>> Start Raw data

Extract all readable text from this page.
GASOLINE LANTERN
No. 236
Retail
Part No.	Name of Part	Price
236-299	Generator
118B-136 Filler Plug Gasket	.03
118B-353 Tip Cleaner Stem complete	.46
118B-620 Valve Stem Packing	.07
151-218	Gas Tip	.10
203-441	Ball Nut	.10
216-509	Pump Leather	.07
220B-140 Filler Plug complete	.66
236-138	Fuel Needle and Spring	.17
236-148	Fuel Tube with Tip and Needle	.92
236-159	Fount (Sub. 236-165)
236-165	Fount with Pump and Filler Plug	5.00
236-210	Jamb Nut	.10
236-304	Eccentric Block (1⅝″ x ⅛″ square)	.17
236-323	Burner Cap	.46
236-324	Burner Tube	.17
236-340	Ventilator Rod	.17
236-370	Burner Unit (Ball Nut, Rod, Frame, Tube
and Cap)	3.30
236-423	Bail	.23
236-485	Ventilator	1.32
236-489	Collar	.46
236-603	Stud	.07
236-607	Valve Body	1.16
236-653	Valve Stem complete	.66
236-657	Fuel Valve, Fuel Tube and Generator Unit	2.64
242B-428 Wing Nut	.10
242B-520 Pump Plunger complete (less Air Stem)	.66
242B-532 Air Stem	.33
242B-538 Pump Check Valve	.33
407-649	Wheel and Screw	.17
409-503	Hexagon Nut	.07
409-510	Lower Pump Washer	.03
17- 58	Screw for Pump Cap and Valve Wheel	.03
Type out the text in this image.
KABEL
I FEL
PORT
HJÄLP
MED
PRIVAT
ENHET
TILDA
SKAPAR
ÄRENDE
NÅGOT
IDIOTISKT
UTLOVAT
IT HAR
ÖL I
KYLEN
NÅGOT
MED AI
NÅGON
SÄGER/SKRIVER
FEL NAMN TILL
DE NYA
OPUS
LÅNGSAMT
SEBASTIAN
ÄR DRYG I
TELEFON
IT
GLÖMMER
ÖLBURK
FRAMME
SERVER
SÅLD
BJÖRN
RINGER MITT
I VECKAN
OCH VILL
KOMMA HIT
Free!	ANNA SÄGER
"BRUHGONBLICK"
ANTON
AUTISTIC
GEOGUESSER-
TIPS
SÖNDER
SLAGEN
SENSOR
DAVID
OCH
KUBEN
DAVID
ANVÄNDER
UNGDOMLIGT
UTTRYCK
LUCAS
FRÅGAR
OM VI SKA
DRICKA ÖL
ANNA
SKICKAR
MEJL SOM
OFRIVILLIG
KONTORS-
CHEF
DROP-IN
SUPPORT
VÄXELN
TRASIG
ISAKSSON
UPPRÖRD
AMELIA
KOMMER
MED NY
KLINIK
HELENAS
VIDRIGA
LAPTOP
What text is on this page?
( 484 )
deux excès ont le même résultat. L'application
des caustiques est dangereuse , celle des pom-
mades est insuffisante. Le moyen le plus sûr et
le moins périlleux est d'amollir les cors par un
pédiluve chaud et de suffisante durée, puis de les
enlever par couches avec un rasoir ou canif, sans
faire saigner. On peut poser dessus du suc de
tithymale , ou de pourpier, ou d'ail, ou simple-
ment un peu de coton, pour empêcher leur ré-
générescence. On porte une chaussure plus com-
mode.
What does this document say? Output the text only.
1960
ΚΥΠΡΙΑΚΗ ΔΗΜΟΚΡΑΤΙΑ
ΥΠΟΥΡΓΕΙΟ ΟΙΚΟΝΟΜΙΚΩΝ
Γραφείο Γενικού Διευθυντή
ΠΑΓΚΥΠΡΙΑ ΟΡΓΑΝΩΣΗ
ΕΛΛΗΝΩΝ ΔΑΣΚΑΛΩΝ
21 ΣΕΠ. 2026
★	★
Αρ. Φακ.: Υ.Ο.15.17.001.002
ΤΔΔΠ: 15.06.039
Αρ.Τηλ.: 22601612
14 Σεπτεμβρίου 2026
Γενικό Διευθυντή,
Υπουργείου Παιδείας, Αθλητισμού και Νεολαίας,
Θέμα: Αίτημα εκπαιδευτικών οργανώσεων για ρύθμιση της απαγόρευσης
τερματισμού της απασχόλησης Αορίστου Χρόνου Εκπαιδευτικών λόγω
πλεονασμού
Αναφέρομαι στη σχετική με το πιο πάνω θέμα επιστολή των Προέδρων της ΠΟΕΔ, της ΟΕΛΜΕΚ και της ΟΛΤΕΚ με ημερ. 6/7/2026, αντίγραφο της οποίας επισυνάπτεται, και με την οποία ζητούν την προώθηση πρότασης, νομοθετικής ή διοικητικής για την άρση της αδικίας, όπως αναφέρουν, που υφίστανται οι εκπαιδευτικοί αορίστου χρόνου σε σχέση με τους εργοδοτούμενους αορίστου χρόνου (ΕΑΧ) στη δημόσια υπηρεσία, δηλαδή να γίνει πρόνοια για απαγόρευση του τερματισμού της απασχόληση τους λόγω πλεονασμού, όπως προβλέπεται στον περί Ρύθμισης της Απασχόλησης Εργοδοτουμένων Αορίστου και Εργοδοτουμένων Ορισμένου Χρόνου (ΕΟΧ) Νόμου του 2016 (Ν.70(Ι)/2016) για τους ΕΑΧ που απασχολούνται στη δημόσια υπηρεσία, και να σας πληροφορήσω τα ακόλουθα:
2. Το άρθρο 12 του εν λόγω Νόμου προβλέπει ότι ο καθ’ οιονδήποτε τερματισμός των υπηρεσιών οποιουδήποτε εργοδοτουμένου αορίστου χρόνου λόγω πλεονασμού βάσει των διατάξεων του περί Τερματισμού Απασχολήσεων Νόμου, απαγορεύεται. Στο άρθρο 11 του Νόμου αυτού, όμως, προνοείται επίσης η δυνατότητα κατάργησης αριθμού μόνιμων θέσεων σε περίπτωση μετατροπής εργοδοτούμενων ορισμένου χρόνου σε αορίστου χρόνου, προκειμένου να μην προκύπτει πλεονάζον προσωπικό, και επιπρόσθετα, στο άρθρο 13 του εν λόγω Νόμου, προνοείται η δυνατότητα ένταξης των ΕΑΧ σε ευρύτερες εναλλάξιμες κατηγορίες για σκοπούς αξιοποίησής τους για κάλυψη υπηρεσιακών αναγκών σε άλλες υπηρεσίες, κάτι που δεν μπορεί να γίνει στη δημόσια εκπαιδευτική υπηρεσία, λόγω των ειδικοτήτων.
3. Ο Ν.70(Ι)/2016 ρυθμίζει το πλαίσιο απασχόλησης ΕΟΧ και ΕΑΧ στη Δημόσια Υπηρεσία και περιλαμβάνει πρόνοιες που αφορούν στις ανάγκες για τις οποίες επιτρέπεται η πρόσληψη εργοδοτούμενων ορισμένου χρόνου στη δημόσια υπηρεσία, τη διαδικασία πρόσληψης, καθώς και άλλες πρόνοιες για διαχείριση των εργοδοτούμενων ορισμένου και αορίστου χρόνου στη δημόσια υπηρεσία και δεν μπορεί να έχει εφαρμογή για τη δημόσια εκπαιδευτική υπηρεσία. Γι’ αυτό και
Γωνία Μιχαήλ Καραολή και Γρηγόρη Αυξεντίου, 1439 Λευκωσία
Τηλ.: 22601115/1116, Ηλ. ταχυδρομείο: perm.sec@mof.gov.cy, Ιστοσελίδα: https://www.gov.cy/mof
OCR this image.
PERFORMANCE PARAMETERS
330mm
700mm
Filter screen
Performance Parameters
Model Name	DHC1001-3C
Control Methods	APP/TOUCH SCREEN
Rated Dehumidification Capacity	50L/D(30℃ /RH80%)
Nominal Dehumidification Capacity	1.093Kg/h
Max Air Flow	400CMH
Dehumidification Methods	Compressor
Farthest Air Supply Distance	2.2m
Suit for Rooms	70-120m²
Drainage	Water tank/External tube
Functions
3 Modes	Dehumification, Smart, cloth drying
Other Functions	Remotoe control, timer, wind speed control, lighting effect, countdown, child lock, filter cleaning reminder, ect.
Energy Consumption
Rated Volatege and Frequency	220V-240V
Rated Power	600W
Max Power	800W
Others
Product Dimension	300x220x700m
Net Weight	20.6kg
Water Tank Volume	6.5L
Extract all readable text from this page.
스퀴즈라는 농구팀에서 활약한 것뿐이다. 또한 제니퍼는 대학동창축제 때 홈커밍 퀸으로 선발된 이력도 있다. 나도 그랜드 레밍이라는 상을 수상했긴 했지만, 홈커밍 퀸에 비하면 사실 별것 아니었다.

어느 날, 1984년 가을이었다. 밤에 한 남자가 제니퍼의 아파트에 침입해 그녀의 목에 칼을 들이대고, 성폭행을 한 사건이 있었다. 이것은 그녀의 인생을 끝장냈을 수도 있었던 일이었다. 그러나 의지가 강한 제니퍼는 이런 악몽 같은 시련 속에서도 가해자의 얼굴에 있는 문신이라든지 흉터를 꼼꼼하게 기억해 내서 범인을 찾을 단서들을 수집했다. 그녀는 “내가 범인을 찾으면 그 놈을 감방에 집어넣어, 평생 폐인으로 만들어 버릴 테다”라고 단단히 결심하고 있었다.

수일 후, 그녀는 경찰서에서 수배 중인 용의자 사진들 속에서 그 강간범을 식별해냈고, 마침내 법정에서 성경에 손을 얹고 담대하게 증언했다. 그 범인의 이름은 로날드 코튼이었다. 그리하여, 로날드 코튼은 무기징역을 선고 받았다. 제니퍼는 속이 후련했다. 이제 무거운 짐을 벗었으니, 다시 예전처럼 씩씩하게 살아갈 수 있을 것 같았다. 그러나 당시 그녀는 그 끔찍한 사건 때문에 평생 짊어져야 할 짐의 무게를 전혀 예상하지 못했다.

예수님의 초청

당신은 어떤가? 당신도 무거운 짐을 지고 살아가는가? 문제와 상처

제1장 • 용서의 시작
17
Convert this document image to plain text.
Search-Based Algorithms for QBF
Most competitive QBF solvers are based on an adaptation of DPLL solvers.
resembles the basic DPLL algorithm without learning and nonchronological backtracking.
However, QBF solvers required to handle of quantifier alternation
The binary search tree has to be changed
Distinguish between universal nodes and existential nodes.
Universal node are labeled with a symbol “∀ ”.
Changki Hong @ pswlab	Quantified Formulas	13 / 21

>> End Raw data

## Work instructions
In the records above, locate every line with the string "Unit" and copy it.

## Written answer
236-370	Burner Unit (Ball Nut, Rod, Frame, Tube
236-657	Fuel Valve, Fuel Tube and Generator Unit	2.64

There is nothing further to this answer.